[Dataset items]
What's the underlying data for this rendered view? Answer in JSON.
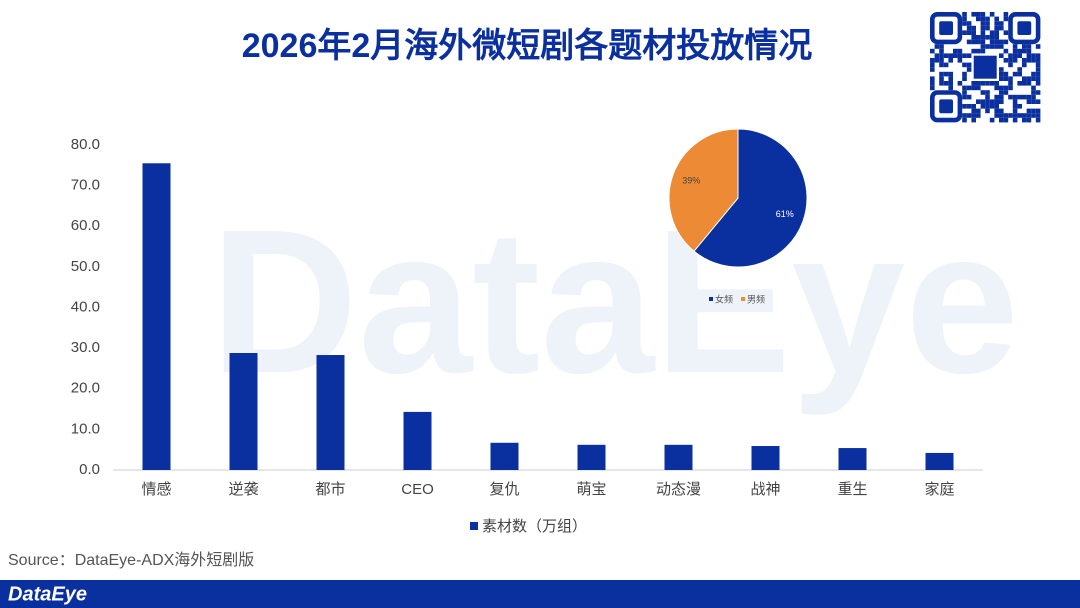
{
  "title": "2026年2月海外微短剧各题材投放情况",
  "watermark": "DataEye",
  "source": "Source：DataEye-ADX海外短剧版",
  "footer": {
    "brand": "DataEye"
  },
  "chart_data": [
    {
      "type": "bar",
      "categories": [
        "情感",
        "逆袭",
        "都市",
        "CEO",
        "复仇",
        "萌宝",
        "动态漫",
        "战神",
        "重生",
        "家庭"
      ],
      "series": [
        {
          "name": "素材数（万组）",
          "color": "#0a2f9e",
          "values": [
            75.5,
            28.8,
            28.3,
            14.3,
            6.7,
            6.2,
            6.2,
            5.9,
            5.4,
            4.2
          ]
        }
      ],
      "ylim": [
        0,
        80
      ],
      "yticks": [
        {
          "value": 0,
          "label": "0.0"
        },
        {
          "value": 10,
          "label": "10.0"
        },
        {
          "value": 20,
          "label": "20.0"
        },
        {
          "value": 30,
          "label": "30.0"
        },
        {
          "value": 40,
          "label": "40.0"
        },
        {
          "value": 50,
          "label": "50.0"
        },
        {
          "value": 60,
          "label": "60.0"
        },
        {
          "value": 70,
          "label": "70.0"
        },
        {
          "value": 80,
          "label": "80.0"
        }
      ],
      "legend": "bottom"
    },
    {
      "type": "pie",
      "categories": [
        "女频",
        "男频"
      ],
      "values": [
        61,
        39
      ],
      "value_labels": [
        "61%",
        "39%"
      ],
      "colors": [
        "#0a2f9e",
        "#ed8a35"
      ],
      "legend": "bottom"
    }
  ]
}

Directions for this task:
Tell how many lines in the material above include the word "DataEye", giving the number only.

The answer:
3